Text shown
________________________
Hi,

I agree with Juergen that this errata should be rejected and the issue
resolved in yang-next.
No IETF module should use this construct. It is easy to convert to an
equivalent form that is not under dispute.


Andy


On Tue, Apr 14, 2020 at 6:40 AM Radek Krejci <[email protected]> wrote:

> Hi,
>
> Dne 09. 04. 20 v 17:26 Kent Watsen napsal(a):
>
>
>
> On Apr 6, 2020, at 3:42 AM, Juergen Schoenwaelder <
> [email protected]> wrote:
>
> The definition I found in RFC 8639 is this:
>
>        leaf stream {
>          type stream-ref {
>            require-instance false;
>          }
>          mandatory true;
>          description
>            "Indicates the event stream to be considered for
>             this subscription.";
>        }
>
> This could be changed to:
>
>        leaf stream {
>          type leafref {
>     path "/sn:streams/sn:stream/sn:name";
>            require-instance false;
>          }
>          mandatory true;
>          description
>            "Indicates the event stream to be considered for
>             this subscription.";
>        }
>
>
> I can confirm that `yanglint` validates the module cleanly after this
> change.
>
>
>
> On Apr 6, 2020, at 7:38 AM, Martin Björklund <[email protected]> wrote:
>
> I think the correct fix is to change the text so that
> "require-instance" is not classified as a restriction and keep the
> default.
________________________
Actions to take
(a) In the email, which tool validates the module cleanly after the change?
(b) Reproduce the email word for word from "I agree with" to "not under dispute.".
(c) Translate this sentence from the email into Spanish: "No IETF module should use this construct."
________________________
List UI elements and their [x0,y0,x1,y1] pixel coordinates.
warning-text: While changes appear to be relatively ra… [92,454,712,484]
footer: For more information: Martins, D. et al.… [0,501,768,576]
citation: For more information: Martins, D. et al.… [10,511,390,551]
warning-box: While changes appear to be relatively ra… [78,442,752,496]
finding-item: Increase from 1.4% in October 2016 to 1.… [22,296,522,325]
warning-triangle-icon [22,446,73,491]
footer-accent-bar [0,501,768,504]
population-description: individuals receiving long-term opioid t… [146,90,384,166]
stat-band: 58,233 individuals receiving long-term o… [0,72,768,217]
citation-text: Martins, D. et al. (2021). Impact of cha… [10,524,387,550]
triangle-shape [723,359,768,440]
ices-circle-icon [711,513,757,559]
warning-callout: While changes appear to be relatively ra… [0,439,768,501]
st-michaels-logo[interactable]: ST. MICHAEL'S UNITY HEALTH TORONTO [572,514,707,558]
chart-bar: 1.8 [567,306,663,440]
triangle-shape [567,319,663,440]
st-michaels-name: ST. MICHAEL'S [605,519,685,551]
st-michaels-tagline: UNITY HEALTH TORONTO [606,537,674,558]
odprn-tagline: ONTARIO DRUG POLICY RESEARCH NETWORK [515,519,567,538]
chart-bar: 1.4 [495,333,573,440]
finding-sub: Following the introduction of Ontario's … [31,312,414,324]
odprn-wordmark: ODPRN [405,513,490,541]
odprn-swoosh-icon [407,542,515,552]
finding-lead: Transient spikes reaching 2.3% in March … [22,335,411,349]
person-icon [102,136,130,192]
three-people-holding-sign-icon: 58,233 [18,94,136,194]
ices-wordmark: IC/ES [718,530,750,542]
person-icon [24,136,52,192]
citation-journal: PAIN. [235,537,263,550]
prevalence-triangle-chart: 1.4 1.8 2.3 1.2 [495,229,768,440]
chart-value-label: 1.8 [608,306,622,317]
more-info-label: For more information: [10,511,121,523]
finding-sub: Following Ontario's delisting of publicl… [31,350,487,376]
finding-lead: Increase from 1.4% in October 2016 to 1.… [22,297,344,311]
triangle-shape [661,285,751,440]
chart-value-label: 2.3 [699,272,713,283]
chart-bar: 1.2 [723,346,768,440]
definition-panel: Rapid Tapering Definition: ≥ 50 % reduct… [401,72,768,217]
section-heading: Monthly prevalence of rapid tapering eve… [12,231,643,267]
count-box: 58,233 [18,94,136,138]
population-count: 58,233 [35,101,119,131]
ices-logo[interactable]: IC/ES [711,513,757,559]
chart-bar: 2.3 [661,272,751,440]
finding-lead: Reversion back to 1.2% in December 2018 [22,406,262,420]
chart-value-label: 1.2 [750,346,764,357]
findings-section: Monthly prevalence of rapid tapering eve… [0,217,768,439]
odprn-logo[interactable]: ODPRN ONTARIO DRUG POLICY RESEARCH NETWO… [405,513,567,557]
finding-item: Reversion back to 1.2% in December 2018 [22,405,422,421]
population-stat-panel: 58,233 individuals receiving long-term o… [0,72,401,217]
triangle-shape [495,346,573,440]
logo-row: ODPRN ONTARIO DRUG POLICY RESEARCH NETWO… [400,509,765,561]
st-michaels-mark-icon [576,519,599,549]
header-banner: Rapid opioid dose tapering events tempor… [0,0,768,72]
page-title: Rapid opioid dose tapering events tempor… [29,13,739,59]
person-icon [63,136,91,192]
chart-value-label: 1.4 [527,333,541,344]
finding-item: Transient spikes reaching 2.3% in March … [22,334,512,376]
________________________
List of solutions
(a) yanglint

(b)
I agree with Juergen that this errata should be rejected and the issue
resolved in yang-next.
No IETF module should use this construct. It is easy to convert to an
equivalent form that is not under dispute.

(c) Ningún módulo del IETF debería usar esta construcción.